• Instructions to follow: Restate the full set of records exactly, without adding or dropping a word.

>> start Data extract

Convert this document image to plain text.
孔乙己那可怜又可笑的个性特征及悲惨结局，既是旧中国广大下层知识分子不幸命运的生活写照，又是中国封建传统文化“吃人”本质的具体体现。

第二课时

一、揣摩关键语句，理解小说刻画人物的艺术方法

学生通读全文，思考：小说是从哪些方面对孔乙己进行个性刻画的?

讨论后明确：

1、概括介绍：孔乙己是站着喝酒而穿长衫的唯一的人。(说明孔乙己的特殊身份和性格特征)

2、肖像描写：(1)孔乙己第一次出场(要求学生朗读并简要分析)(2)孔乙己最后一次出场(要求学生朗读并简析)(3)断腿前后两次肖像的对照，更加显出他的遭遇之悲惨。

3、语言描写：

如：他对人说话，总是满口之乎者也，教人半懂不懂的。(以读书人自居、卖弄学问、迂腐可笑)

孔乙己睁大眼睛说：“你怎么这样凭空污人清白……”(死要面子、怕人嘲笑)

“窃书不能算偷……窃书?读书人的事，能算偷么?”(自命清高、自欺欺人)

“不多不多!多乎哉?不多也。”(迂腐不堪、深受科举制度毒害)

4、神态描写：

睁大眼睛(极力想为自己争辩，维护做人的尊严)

>> end Data extract

• Output of the exercise:
Convert this document image to plain text.
孔乙己那可怜又可笑的个性特征及悲惨结局，既是旧中国广大下层知识分子不幸命运的生活写照，又是中国封建传统文化“吃人”本质的具体体现。

第二课时

一、揣摩关键语句，理解小说刻画人物的艺术方法

学生通读全文，思考：小说是从哪些方面对孔乙己进行个性刻画的?

讨论后明确：

1、概括介绍：孔乙己是站着喝酒而穿长衫的唯一的人。(说明孔乙己的特殊身份和性格特征)

2、肖像描写：(1)孔乙己第一次出场(要求学生朗读并简要分析)(2)孔乙己最后一次出场(要求学生朗读并简析)(3)断腿前后两次肖像的对照，更加显出他的遭遇之悲惨。

3、语言描写：

如：他对人说话，总是满口之乎者也，教人半懂不懂的。(以读书人自居、卖弄学问、迂腐可笑)

孔乙己睁大眼睛说：“你怎么这样凭空污人清白……”(死要面子、怕人嘲笑)

“窃书不能算偷……窃书?读书人的事，能算偷么?”(自命清高、自欺欺人)

“不多不多!多乎哉?不多也。”(迂腐不堪、深受科举制度毒害)

4、神态描写：

睁大眼睛(极力想为自己争辩，维护做人的尊严)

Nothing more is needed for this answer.